◆ Task instructions ◆
The complete listing should be restated exactly.

Dataset listings of figures:
━━━━
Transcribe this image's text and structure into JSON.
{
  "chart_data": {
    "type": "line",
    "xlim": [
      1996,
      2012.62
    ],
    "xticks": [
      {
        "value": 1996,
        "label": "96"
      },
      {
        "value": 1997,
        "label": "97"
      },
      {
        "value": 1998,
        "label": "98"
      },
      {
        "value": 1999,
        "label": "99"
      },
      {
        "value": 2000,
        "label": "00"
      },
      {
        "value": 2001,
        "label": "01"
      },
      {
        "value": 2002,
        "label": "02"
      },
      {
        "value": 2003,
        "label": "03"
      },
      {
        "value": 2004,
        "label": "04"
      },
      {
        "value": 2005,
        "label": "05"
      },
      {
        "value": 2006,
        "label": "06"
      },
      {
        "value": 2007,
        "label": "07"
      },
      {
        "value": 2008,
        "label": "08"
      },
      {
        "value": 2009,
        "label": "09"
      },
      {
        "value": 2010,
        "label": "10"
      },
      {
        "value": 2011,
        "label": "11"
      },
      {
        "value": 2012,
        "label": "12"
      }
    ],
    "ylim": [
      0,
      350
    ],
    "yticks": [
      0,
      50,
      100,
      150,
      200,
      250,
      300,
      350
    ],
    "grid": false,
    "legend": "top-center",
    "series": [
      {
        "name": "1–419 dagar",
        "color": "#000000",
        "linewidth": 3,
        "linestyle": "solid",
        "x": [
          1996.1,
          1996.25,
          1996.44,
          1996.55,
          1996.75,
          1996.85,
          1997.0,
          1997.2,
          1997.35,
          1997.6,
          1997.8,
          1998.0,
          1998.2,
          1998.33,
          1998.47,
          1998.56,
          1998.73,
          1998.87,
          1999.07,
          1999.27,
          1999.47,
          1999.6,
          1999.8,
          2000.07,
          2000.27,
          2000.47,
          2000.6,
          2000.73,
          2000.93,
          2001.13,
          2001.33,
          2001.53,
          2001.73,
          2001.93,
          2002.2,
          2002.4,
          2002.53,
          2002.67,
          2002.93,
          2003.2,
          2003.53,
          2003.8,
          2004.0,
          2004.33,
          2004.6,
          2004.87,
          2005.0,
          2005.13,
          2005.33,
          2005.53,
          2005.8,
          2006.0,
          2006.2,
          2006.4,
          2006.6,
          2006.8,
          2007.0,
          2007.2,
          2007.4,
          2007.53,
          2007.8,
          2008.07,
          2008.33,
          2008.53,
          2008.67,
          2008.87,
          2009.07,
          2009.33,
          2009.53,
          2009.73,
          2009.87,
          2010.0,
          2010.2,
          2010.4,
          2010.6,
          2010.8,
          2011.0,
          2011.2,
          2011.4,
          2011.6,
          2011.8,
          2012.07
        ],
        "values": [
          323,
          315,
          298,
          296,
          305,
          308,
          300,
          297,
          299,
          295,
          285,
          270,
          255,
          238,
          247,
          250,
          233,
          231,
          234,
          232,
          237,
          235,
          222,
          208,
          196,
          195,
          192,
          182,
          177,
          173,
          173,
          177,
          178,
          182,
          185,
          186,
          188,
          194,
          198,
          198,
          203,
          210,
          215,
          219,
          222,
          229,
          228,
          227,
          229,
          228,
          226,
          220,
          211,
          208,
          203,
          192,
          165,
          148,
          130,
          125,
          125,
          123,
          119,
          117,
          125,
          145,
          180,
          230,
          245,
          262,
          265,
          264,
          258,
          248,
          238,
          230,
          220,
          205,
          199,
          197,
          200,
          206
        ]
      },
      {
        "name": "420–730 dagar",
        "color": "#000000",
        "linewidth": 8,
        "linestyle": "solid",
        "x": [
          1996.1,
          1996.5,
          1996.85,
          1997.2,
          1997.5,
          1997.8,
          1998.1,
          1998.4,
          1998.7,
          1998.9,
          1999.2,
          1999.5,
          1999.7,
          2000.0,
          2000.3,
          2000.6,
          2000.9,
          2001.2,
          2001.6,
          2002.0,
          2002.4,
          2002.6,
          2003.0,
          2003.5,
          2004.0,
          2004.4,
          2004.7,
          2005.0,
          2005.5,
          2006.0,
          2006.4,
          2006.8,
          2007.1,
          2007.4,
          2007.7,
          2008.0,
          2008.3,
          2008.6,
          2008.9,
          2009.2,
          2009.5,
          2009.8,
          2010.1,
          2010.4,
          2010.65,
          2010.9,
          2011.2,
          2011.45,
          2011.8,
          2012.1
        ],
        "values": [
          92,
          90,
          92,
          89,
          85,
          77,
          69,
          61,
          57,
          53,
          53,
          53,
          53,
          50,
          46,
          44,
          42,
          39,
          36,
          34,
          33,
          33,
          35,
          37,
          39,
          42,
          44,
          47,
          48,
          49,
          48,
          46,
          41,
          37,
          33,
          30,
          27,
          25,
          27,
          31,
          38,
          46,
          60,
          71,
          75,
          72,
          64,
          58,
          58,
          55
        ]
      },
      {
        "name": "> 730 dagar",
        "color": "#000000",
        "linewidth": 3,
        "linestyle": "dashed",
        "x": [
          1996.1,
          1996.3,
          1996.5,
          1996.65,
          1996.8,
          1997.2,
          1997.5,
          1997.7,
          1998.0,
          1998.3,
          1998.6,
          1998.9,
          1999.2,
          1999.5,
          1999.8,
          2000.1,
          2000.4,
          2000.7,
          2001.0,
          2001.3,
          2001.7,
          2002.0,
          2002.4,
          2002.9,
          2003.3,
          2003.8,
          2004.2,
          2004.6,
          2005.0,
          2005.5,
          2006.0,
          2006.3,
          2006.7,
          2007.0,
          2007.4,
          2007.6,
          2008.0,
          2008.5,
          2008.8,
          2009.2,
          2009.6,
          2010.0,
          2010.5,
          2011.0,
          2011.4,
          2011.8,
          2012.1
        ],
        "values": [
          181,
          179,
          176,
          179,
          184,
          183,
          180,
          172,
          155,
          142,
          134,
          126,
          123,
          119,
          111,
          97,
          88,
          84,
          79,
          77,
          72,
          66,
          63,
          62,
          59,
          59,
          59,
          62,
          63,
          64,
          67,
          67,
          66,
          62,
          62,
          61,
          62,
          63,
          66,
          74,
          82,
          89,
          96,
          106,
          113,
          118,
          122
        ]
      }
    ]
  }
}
━━━━
◆ Task result ◆
Transcribe this image's text and structure into JSON.
{
  "chart_data": {
    "type": "line",
    "xlim": [
      1996,
      2012.62
    ],
    "xticks": [
      {
        "value": 1996,
        "label": "96"
      },
      {
        "value": 1997,
        "label": "97"
      },
      {
        "value": 1998,
        "label": "98"
      },
      {
        "value": 1999,
        "label": "99"
      },
      {
        "value": 2000,
        "label": "00"
      },
      {
        "value": 2001,
        "label": "01"
      },
      {
        "value": 2002,
        "label": "02"
      },
      {
        "value": 2003,
        "label": "03"
      },
      {
        "value": 2004,
        "label": "04"
      },
      {
        "value": 2005,
        "label": "05"
      },
      {
        "value": 2006,
        "label": "06"
      },
      {
        "value": 2007,
        "label": "07"
      },
      {
        "value": 2008,
        "label": "08"
      },
      {
        "value": 2009,
        "label": "09"
      },
      {
        "value": 2010,
        "label": "10"
      },
      {
        "value": 2011,
        "label": "11"
      },
      {
        "value": 2012,
        "label": "12"
      }
    ],
    "ylim": [
      0,
      350
    ],
    "yticks": [
      0,
      50,
      100,
      150,
      200,
      250,
      300,
      350
    ],
    "grid": false,
    "legend": "top-center",
    "series": [
      {
        "name": "1–419 dagar",
        "color": "#000000",
        "linewidth": 3,
        "linestyle": "solid",
        "x": [
          1996.1,
          1996.25,
          1996.44,
          1996.55,
          1996.75,
          1996.85,
          1997.0,
          1997.2,
          1997.35,
          1997.6,
          1997.8,
          1998.0,
          1998.2,
          1998.33,
          1998.47,
          1998.56,
          1998.73,
          1998.87,
          1999.07,
          1999.27,
          1999.47,
          1999.6,
          1999.8,
          2000.07,
          2000.27,
          2000.47,
          2000.6,
          2000.73,
          2000.93,
          2001.13,
          2001.33,
          2001.53,
          2001.73,
          2001.93,
          2002.2,
          2002.4,
          2002.53,
          2002.67,
          2002.93,
          2003.2,
          2003.53,
          2003.8,
          2004.0,
          2004.33,
          2004.6,
          2004.87,
          2005.0,
          2005.13,
          2005.33,
          2005.53,
          2005.8,
          2006.0,
          2006.2,
          2006.4,
          2006.6,
          2006.8,
          2007.0,
          2007.2,
          2007.4,
          2007.53,
          2007.8,
          2008.07,
          2008.33,
          2008.53,
          2008.67,
          2008.87,
          2009.07,
          2009.33,
          2009.53,
          2009.73,
          2009.87,
          2010.0,
          2010.2,
          2010.4,
          2010.6,
          2010.8,
          2011.0,
          2011.2,
          2011.4,
          2011.6,
          2011.8,
          2012.07
        ],
        "values": [
          323,
          315,
          298,
          296,
          305,
          308,
          300,
          297,
          299,
          295,
          285,
          270,
          255,
          238,
          247,
          250,
          233,
          231,
          234,
          232,
          237,
          235,
          222,
          208,
          196,
          195,
          192,
          182,
          177,
          173,
          173,
          177,
          178,
          182,
          185,
          186,
          188,
          194,
          198,
          198,
          203,
          210,
          215,
          219,
          222,
          229,
          228,
          227,
          229,
          228,
          226,
          220,
          211,
          208,
          203,
          192,
          165,
          148,
          130,
          125,
          125,
          123,
          119,
          117,
          125,
          145,
          180,
          230,
          245,
          262,
          265,
          264,
          258,
          248,
          238,
          230,
          220,
          205,
          199,
          197,
          200,
          206
        ]
      },
      {
        "name": "420–730 dagar",
        "color": "#000000",
        "linewidth": 8,
        "linestyle": "solid",
        "x": [
          1996.1,
          1996.5,
          1996.85,
          1997.2,
          1997.5,
          1997.8,
          1998.1,
          1998.4,
          1998.7,
          1998.9,
          1999.2,
          1999.5,
          1999.7,
          2000.0,
          2000.3,
          2000.6,
          2000.9,
          2001.2,
          2001.6,
          2002.0,
          2002.4,
          2002.6,
          2003.0,
          2003.5,
          2004.0,
          2004.4,
          2004.7,
          2005.0,
          2005.5,
          2006.0,
          2006.4,
          2006.8,
          2007.1,
          2007.4,
          2007.7,
          2008.0,
          2008.3,
          2008.6,
          2008.9,
          2009.2,
          2009.5,
          2009.8,
          2010.1,
          2010.4,
          2010.65,
          2010.9,
          2011.2,
          2011.45,
          2011.8,
          2012.1
        ],
        "values": [
          92,
          90,
          92,
          89,
          85,
          77,
          69,
          61,
          57,
          53,
          53,
          53,
          53,
          50,
          46,
          44,
          42,
          39,
          36,
          34,
          33,
          33,
          35,
          37,
          39,
          42,
          44,
          47,
          48,
          49,
          48,
          46,
          41,
          37,
          33,
          30,
          27,
          25,
          27,
          31,
          38,
          46,
          60,
          71,
          75,
          72,
          64,
          58,
          58,
          55
        ]
      },
      {
        "name": "> 730 dagar",
        "color": "#000000",
        "linewidth": 3,
        "linestyle": "dashed",
        "x": [
          1996.1,
          1996.3,
          1996.5,
          1996.65,
          1996.8,
          1997.2,
          1997.5,
          1997.7,
          1998.0,
          1998.3,
          1998.6,
          1998.9,
          1999.2,
          1999.5,
          1999.8,
          2000.1,
          2000.4,
          2000.7,
          2001.0,
          2001.3,
          2001.7,
          2002.0,
          2002.4,
          2002.9,
          2003.3,
          2003.8,
          2004.2,
          2004.6,
          2005.0,
          2005.5,
          2006.0,
          2006.3,
          2006.7,
          2007.0,
          2007.4,
          2007.6,
          2008.0,
          2008.5,
          2008.8,
          2009.2,
          2009.6,
          2010.0,
          2010.5,
          2011.0,
          2011.4,
          2011.8,
          2012.1
        ],
        "values": [
          181,
          179,
          176,
          179,
          184,
          183,
          180,
          172,
          155,
          142,
          134,
          126,
          123,
          119,
          111,
          97,
          88,
          84,
          79,
          77,
          72,
          66,
          63,
          62,
          59,
          59,
          59,
          62,
          63,
          64,
          67,
          67,
          66,
          62,
          62,
          61,
          62,
          63,
          66,
          74,
          82,
          89,
          96,
          106,
          113,
          118,
          122
        ]
      }
    ]
  }
}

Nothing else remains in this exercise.